Document extract:
---+---

Wednesday, July 3, 2013

Moloch, fuck yeah!

Moloch! Solitude! Filth! Ugliness! Ashcans and unobtainable dollars! Children screaming under the stairways! Boys sobbing in armies! Old men weeping in the parks!
Moloch! Moloch! Nightmare of Moloch! Moloch the loveless! Mental Moloch! Moloch the heavy judger of men!
Moloch the incomprehensible prison! Moloch the crossbone soulless jailhouse and Congress of sorrows! Moloch whose buildings are judgment! Moloch the vast stone of war! Moloch the stunned governments!
Moloch whose mind is pure machinery! Moloch whose blood is running money! Moloch whose fingers are ten armies! Moloch whose breast is a cannibal dynamo! Moloch whose ear is a smoking tomb!
Moloch whose eyes are a thousand blind windows! Moloch whose skyscrapers stand in the long streets like endless Jehovahs! Moloch whose factories dream and croak in the fog! Moloch whose smoke-stacks and antennae crown the cities!
Moloch whose love is endless oil and stone! Moloch whose soul is electricity and banks! Moloch whose poverty is the specter of genius! Moloch whose fate is a cloud of sexless hydrogen! Moloch whose name is the Mind!
—Allen Ginsburg, Howl

There's a time when the operation of the machine becomes so odious, makes you so sick at heart, that you can't take part! You can't even passively take part. And you've got to put your bodies upon the gears and upon the wheels…upon the levers, upon all the apparatus, and you've got to make it stop. And you've got to indicate to the people who run it, to the people who own it, that unless you're free, the machine will be prevented from working at all.
—Mario Savio, speaking on the steps of Sproul Hall, 2 December, 1964

From almost half a century ago. We’ve screwed that pooch.

---+---

Layout element entries
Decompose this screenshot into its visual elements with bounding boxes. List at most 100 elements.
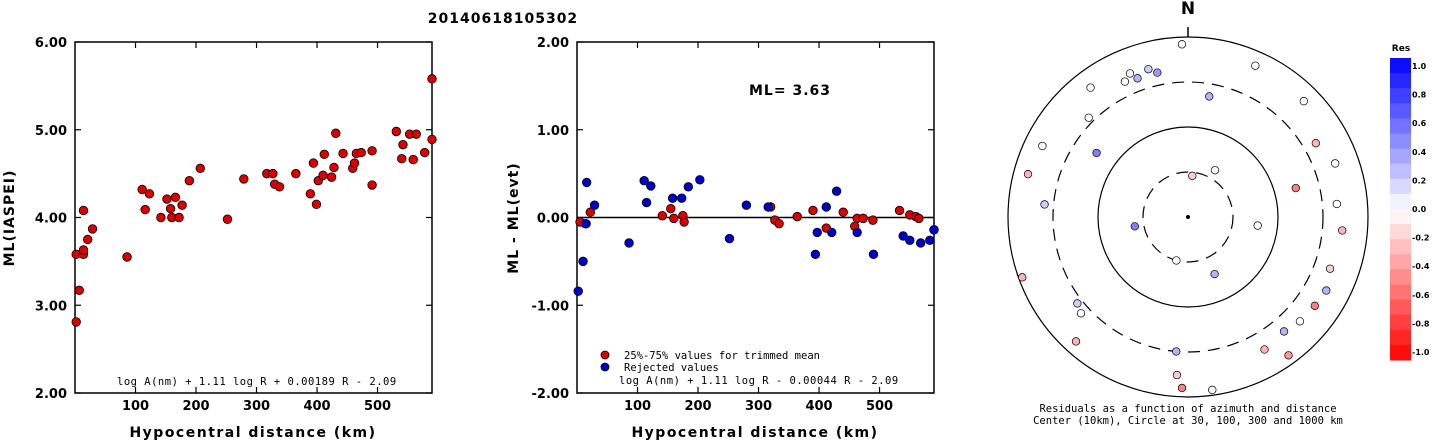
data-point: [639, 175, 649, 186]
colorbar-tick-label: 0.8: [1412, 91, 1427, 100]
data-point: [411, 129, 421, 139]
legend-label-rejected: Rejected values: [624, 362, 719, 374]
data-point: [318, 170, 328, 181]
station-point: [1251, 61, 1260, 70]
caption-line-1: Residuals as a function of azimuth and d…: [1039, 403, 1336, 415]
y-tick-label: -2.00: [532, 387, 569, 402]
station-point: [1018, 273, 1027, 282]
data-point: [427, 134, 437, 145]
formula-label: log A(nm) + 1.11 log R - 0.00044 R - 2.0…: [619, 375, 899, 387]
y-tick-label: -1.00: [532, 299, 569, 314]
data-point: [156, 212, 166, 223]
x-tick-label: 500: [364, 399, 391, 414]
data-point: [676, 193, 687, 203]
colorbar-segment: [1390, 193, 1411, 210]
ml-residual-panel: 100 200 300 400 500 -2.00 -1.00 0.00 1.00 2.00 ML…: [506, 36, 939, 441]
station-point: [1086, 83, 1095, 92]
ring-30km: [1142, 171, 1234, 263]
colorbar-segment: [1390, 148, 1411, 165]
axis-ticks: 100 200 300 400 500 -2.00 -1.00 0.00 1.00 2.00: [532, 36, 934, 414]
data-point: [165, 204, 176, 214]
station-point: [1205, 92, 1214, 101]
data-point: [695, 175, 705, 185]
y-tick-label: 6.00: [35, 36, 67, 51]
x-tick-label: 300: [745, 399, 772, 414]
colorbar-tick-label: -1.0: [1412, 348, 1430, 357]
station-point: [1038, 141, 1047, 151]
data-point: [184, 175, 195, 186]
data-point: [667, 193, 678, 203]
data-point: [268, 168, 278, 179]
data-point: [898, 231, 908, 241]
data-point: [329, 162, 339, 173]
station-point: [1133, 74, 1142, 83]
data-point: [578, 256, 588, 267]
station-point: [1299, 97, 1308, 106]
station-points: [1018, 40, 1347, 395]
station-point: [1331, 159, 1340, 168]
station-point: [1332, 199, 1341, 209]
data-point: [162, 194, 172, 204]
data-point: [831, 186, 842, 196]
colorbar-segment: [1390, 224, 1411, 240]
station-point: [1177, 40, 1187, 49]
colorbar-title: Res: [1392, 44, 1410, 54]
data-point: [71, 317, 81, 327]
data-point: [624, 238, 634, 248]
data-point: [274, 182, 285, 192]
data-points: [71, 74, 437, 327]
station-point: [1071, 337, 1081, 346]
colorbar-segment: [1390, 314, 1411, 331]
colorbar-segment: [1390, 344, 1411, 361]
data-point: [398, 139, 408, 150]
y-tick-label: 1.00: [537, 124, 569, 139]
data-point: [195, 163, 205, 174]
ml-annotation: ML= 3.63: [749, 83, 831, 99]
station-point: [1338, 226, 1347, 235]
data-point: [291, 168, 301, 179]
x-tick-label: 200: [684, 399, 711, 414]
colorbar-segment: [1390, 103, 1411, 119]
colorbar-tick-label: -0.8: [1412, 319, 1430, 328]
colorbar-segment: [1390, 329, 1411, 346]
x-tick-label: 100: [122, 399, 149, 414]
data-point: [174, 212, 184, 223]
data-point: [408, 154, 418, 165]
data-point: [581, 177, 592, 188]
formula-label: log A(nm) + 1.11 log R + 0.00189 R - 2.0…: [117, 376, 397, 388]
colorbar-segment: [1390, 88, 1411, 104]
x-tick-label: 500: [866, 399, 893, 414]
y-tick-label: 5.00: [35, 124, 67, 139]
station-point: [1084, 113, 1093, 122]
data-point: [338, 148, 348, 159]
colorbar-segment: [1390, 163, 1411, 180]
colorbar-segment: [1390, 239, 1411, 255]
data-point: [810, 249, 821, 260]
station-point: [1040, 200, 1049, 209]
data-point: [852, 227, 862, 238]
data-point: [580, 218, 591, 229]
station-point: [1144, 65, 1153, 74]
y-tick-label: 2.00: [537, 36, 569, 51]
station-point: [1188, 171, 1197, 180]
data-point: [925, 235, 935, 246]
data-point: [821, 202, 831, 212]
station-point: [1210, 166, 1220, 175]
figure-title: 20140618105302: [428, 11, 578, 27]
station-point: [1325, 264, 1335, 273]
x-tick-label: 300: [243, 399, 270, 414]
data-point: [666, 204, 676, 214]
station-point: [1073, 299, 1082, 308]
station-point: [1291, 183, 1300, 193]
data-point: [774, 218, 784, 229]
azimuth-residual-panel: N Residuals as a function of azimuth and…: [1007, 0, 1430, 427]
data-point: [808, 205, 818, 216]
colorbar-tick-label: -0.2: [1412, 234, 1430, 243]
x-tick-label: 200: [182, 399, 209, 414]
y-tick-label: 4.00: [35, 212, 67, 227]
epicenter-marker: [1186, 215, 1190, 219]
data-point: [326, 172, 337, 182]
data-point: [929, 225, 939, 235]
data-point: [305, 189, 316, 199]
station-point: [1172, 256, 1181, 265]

---+---

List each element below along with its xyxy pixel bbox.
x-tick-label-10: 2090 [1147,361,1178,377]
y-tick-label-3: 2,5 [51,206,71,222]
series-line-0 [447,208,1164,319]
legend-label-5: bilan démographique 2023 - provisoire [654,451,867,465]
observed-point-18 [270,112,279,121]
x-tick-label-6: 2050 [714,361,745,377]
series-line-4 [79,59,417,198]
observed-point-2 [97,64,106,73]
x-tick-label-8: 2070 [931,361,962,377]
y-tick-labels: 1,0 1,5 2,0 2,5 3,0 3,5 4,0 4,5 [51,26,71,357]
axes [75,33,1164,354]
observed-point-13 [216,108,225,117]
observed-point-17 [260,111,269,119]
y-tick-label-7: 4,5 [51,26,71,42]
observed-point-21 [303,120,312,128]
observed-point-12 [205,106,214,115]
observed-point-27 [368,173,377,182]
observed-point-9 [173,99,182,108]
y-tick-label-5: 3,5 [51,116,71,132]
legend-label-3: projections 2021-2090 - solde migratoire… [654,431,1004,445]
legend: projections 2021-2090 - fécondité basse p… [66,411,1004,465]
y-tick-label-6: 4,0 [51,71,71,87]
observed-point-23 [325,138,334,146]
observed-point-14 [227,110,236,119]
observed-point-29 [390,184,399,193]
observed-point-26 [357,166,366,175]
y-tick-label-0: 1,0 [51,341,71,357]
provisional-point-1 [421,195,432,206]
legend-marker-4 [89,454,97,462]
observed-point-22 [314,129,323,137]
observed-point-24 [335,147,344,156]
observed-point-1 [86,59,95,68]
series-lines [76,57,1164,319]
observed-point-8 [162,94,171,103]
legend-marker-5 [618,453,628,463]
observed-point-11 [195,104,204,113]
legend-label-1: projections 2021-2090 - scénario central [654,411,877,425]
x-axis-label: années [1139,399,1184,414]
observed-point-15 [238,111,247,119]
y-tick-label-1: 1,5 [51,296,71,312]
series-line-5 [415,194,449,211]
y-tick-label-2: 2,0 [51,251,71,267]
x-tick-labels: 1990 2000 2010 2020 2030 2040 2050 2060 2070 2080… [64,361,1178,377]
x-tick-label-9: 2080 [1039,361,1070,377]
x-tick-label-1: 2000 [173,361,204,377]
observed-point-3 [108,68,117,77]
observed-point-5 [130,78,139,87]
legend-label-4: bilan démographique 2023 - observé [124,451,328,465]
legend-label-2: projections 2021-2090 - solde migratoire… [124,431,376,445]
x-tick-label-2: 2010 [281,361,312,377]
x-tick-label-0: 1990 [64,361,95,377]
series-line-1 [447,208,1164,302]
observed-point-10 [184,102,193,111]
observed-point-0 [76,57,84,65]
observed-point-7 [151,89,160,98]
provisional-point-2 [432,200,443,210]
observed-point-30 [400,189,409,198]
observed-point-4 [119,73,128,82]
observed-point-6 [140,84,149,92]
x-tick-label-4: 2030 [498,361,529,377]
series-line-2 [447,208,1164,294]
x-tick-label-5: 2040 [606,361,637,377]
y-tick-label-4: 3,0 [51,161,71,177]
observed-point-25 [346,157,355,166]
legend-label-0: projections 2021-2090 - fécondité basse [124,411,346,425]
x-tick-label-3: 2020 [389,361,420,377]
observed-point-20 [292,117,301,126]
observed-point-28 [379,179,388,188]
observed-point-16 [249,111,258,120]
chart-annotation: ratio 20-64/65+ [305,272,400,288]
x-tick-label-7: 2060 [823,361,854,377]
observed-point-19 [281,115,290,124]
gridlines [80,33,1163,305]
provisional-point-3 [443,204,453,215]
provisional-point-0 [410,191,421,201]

---+---

Set of tasks:
a) Write out, word for word, the part of the blog post that opens with the words containing "Moloch the incomprehensible" and closes with "is the Mind!".
b) Lay out as a numbered list the part of the listing that opens with the line containing "List each element" and closes with the line containing "y-tick-label-1: 1,5 [51,296,71,312]", both included and blank lines omitted.

The results:
a)
Moloch the incomprehensible prison! Moloch the crossbone soulless jailhouse and Congress of sorrows! Moloch whose buildings are judgment! Moloch the vast stone of war! Moloch the stunned governments!
Moloch whose mind is pure machinery! Moloch whose blood is running money! Moloch whose fingers are ten armies! Moloch whose breast is a cannibal dynamo! Moloch whose ear is a smoking tomb!
Moloch whose eyes are a thousand blind windows! Moloch whose skyscrapers stand in the long streets like endless Jehovahs! Moloch whose factories dream and croak in the fog! Moloch whose smoke-stacks and antennae crown the cities!
Moloch whose love is endless oil and stone! Moloch whose soul is electricity and banks! Moloch whose poverty is the specter of genius! Moloch whose fate is a cloud of sexless hydrogen! Moloch whose name is the Mind!

b)
1. List each element below along with its xyxy pixel bbox.
2. x-tick-label-10: 2090 [1147,361,1178,377]
3. y-tick-label-3: 2,5 [51,206,71,222]
4. series-line-0 [447,208,1164,319]
5. legend-label-5: bilan démographique 2023 - provisoire [654,451,867,465]
6. observed-point-18 [270,112,279,121]
7. x-tick-label-6: 2050 [714,361,745,377]
8. series-line-4 [79,59,417,198]
9. observed-point-2 [97,64,106,73]
10. x-tick-label-8: 2070 [931,361,962,377]
11. y-tick-labels: 1,0 1,5 2,0 2,5 3,0 3,5 4,0 4,5 [51,26,71,357]
12. axes [75,33,1164,354]
13. observed-point-13 [216,108,225,117]
14. observed-point-17 [260,111,269,119]
15. y-tick-label-7: 4,5 [51,26,71,42]
16. observed-point-21 [303,120,312,128]
17. observed-point-12 [205,106,214,115]
18. observed-point-27 [368,173,377,182]
19. observed-point-9 [173,99,182,108]
20. y-tick-label-5: 3,5 [51,116,71,132]
21. legend-label-3: projections 2021-2090 - solde migratoire… [654,431,1004,445]
22. legend: projections 2021-2090 - fécondité basse p… [66,411,1004,465]
23. y-tick-label-6: 4,0 [51,71,71,87]
24. observed-point-23 [325,138,334,146]
25. observed-point-14 [227,110,236,119]
26. observed-point-29 [390,184,399,193]
27. observed-point-26 [357,166,366,175]
28. y-tick-label-0: 1,0 [51,341,71,357]
29. provisional-point-1 [421,195,432,206]
30. legend-marker-4 [89,454,97,462]
31. observed-point-22 [314,129,323,137]
32. observed-point-24 [335,147,344,156]
33. observed-point-1 [86,59,95,68]
34. series-lines [76,57,1164,319]
35. observed-point-8 [162,94,171,103]
36. legend-marker-5 [618,453,628,463]
37. observed-point-11 [195,104,204,113]
38. legend-label-1: projections 2021-2090 - scénario central [654,411,877,425]
39. x-axis-label: années [1139,399,1184,414]
40. observed-point-15 [238,111,247,119]
41. y-tick-label-1: 1,5 [51,296,71,312]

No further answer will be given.